• _Source records_
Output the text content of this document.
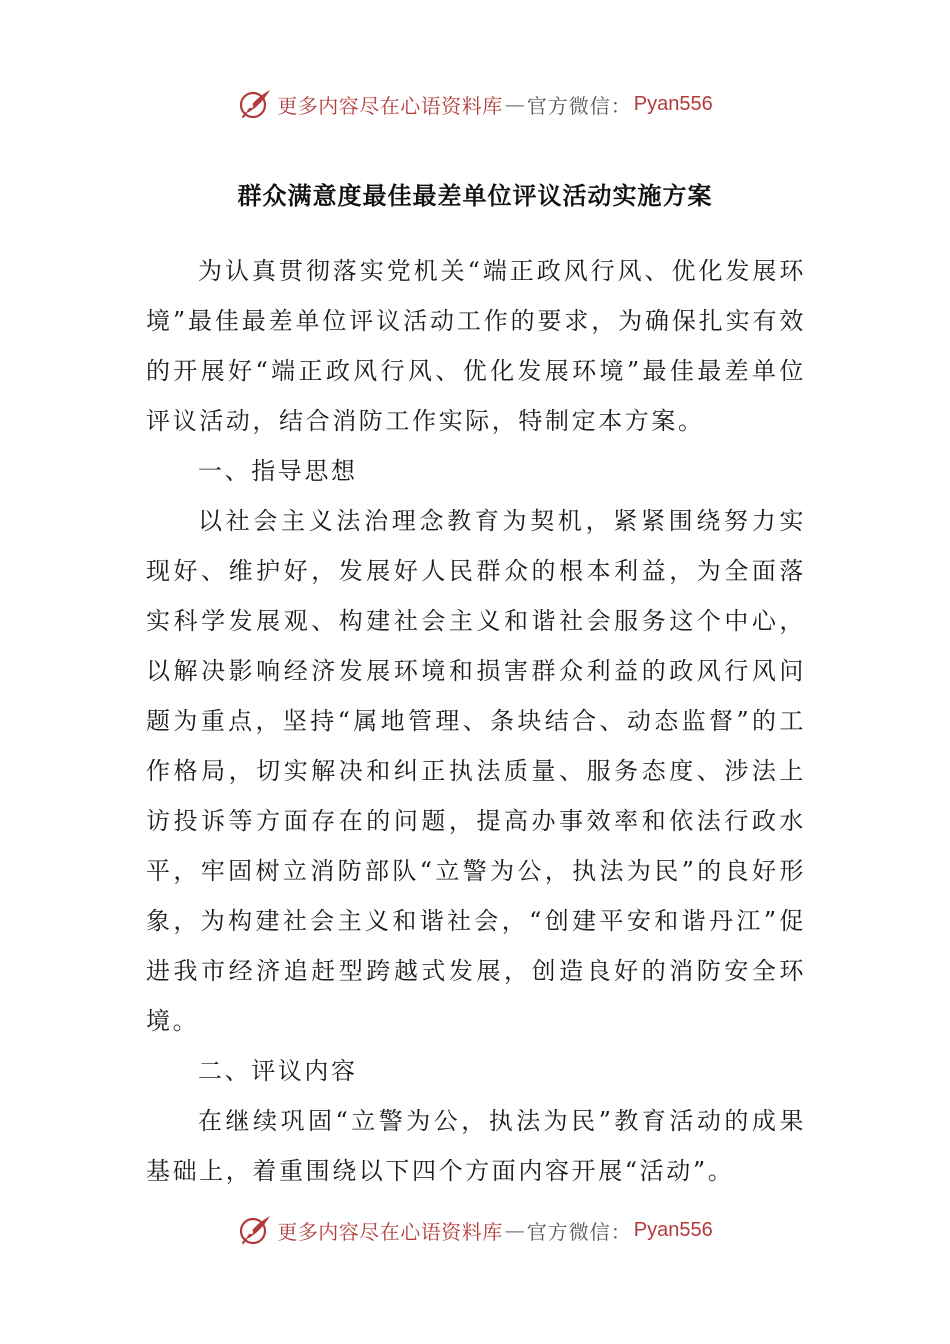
更多内容尽在心语资料库 — 官方微信： Pyan556
群众满意度最佳最差单位评议活动实施方案

为认真贯彻落实党机关“端正政风行风、优化发展环境”最佳最差单位评议活动工作的要求，为确保扎实有效的开展好“端正政风行风、优化发展环境”最佳最差单位评议活动，结合消防工作实际，特制定本方案。

一、指导思想

以社会主义法治理念教育为契机，紧紧围绕努力实现好、维护好，发展好人民群众的根本利益，为全面落实科学发展观、构建社会主义和谐社会服务这个中心，以解决影响经济发展环境和损害群众利益的政风行风问题为重点，坚持“属地管理、条块结合、动态监督”的工作格局，切实解决和纠正执法质量、服务态度、涉法上访投诉等方面存在的问题，提高办事效率和依法行政水平，牢固树立消防部队“立警为公，执法为民”的良好形象，为构建社会主义和谐社会，“创建平安和谐丹江”促进我市经济追赶型跨越式发展，创造良好的消防安全环境。

二、评议内容

在继续巩固“立警为公，执法为民”教育活动的成果基础上，着重围绕以下四个方面内容开展“活动”。

更多内容尽在心语资料库 — 官方微信： Pyan556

• _What you have to do_
Every line should be retyped exactly, with the pictures omitted.

• _Solution for this task_
Output the text content of this document.
更多内容尽在心语资料库 — 官方微信： Pyan556
群众满意度最佳最差单位评议活动实施方案

为认真贯彻落实党机关“端正政风行风、优化发展环境”最佳最差单位评议活动工作的要求，为确保扎实有效的开展好“端正政风行风、优化发展环境”最佳最差单位评议活动，结合消防工作实际，特制定本方案。

一、指导思想

以社会主义法治理念教育为契机，紧紧围绕努力实现好、维护好，发展好人民群众的根本利益，为全面落实科学发展观、构建社会主义和谐社会服务这个中心，以解决影响经济发展环境和损害群众利益的政风行风问题为重点，坚持“属地管理、条块结合、动态监督”的工作格局，切实解决和纠正执法质量、服务态度、涉法上访投诉等方面存在的问题，提高办事效率和依法行政水平，牢固树立消防部队“立警为公，执法为民”的良好形象，为构建社会主义和谐社会，“创建平安和谐丹江”促进我市经济追赶型跨越式发展，创造良好的消防安全环境。

二、评议内容

在继续巩固“立警为公，执法为民”教育活动的成果基础上，着重围绕以下四个方面内容开展“活动”。

更多内容尽在心语资料库 — 官方微信： Pyan556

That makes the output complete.